== BRIEF ==
Edit the lines starting at "Patent image size: (759, 502)." and ending at "The shaft 15 is at (445, 442)." by changing "chain-forming" to "chain-making" and keeping everything else the same. Return only those lines.
+++ DATA ROWS +++
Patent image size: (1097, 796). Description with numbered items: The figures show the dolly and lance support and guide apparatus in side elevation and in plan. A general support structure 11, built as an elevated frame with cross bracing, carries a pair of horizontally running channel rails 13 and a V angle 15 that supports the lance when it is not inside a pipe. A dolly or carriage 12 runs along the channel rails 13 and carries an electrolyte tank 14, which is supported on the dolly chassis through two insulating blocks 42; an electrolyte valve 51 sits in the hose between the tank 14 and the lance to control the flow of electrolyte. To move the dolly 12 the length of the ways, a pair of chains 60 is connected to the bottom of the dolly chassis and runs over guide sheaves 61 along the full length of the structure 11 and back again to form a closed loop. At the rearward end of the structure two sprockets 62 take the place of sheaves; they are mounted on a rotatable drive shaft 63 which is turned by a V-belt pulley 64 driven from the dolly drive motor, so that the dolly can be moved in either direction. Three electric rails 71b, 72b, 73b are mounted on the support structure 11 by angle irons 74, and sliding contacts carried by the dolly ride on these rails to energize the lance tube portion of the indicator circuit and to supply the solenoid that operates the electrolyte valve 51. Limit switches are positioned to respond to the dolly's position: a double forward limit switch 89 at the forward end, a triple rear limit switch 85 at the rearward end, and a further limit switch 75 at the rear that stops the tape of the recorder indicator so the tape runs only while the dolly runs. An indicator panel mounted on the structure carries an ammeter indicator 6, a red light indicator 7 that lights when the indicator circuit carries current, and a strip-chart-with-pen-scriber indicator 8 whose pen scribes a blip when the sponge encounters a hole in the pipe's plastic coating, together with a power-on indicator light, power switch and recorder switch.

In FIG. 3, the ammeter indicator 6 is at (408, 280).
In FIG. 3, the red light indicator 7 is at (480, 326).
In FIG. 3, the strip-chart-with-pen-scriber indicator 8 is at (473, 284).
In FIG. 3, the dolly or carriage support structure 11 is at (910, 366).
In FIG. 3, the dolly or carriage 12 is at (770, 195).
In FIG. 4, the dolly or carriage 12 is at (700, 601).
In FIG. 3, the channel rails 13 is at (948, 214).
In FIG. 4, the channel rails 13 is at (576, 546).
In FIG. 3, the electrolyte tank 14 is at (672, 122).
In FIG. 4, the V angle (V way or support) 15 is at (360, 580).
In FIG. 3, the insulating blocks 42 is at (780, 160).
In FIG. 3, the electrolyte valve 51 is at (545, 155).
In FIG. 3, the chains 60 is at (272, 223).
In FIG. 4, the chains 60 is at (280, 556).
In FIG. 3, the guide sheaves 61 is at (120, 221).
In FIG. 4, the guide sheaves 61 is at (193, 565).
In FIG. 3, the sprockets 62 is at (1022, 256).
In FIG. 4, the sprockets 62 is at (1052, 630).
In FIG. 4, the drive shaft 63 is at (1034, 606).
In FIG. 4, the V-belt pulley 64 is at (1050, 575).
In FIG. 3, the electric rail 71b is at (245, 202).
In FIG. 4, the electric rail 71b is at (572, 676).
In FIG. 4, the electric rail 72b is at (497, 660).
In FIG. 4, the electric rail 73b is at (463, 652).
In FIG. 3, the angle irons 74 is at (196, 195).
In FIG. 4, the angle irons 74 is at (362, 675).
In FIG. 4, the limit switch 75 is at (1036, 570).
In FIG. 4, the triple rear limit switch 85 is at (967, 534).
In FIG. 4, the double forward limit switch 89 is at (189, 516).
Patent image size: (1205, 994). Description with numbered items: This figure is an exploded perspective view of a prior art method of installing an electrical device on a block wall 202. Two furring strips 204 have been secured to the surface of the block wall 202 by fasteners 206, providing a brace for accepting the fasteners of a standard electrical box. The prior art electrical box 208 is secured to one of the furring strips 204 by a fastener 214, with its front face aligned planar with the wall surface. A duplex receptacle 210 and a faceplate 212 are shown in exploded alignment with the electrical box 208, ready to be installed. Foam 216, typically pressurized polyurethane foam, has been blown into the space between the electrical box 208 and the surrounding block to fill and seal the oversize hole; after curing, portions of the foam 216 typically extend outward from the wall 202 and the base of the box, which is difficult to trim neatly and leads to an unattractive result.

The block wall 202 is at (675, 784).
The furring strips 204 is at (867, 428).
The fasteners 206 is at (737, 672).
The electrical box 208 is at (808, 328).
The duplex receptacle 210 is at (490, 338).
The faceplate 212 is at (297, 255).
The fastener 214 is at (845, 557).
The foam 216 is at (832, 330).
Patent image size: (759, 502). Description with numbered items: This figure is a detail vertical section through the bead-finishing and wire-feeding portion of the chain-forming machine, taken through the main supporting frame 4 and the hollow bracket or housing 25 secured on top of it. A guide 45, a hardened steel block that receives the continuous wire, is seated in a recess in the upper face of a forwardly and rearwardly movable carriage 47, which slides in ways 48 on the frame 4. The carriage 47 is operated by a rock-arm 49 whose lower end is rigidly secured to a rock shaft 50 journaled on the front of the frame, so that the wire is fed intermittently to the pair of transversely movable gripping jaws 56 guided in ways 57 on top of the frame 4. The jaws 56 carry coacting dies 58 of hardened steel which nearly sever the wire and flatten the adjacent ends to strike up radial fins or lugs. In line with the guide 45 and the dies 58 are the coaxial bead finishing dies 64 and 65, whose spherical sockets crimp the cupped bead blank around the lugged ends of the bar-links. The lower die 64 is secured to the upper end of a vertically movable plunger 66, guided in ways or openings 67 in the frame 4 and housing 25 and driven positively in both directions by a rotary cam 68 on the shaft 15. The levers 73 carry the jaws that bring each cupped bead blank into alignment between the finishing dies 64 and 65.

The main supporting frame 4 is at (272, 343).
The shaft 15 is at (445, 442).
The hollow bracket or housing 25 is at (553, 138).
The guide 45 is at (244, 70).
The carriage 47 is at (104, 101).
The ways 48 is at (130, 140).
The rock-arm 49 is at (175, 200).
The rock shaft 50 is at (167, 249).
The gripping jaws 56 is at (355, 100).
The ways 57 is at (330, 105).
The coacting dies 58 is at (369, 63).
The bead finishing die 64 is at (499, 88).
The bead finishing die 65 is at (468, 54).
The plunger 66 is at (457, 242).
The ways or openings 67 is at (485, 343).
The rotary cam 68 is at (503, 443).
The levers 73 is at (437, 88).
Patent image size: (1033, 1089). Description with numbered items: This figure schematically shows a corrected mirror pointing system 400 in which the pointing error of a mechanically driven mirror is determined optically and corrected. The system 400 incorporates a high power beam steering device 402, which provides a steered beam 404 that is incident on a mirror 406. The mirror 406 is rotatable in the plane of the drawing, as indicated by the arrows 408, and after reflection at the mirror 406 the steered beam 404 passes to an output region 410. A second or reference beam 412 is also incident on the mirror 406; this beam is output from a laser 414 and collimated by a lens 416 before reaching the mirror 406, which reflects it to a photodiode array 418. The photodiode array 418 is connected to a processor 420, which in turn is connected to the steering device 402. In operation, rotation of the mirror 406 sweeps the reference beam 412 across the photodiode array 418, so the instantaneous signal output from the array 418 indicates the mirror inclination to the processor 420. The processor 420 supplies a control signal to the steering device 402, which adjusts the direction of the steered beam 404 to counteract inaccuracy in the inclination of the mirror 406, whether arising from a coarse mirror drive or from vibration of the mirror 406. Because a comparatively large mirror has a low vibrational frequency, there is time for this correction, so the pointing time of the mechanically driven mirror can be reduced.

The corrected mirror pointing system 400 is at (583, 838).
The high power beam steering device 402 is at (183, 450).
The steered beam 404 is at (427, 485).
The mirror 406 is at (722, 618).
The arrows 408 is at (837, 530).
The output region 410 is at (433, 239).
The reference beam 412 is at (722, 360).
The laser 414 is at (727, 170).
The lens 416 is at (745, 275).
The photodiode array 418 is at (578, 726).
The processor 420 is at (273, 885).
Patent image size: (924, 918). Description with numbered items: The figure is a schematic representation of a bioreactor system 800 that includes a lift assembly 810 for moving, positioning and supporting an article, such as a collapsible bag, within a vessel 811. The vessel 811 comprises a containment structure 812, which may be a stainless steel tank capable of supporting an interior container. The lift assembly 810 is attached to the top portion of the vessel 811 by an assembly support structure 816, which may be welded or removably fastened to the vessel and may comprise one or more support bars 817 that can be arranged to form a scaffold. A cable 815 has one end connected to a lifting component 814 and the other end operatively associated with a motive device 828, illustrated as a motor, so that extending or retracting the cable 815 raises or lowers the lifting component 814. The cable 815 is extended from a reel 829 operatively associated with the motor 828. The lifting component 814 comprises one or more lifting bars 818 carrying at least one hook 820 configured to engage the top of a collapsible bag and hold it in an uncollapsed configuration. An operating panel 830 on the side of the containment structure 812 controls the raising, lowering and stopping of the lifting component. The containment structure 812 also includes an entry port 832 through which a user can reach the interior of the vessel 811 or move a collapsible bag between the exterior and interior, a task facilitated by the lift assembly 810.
+++
== EXPECTED OUTPUT ==
Patent image size: (759, 502). Description with numbered items: This figure is a detail vertical section through the bead-finishing and wire-feeding portion of the chain-making machine, taken through the main supporting frame 4 and the hollow bracket or housing 25 secured on top of it. A guide 45, a hardened steel block that receives the continuous wire, is seated in a recess in the upper face of a forwardly and rearwardly movable carriage 47, which slides in ways 48 on the frame 4. The carriage 47 is operated by a rock-arm 49 whose lower end is rigidly secured to a rock shaft 50 journaled on the front of the frame, so that the wire is fed intermittently to the pair of transversely movable gripping jaws 56 guided in ways 57 on top of the frame 4. The jaws 56 carry coacting dies 58 of hardened steel which nearly sever the wire and flatten the adjacent ends to strike up radial fins or lugs. In line with the guide 45 and the dies 58 are the coaxial bead finishing dies 64 and 65, whose spherical sockets crimp the cupped bead blank around the lugged ends of the bar-links. The lower die 64 is secured to the upper end of a vertically movable plunger 66, guided in ways or openings 67 in the frame 4 and housing 25 and driven positively in both directions by a rotary cam 68 on the shaft 15. The levers 73 carry the jaws that bring each cupped bead blank into alignment between the finishing dies 64 and 65.

The main supporting frame 4 is at (272, 343).
The shaft 15 is at (445, 442).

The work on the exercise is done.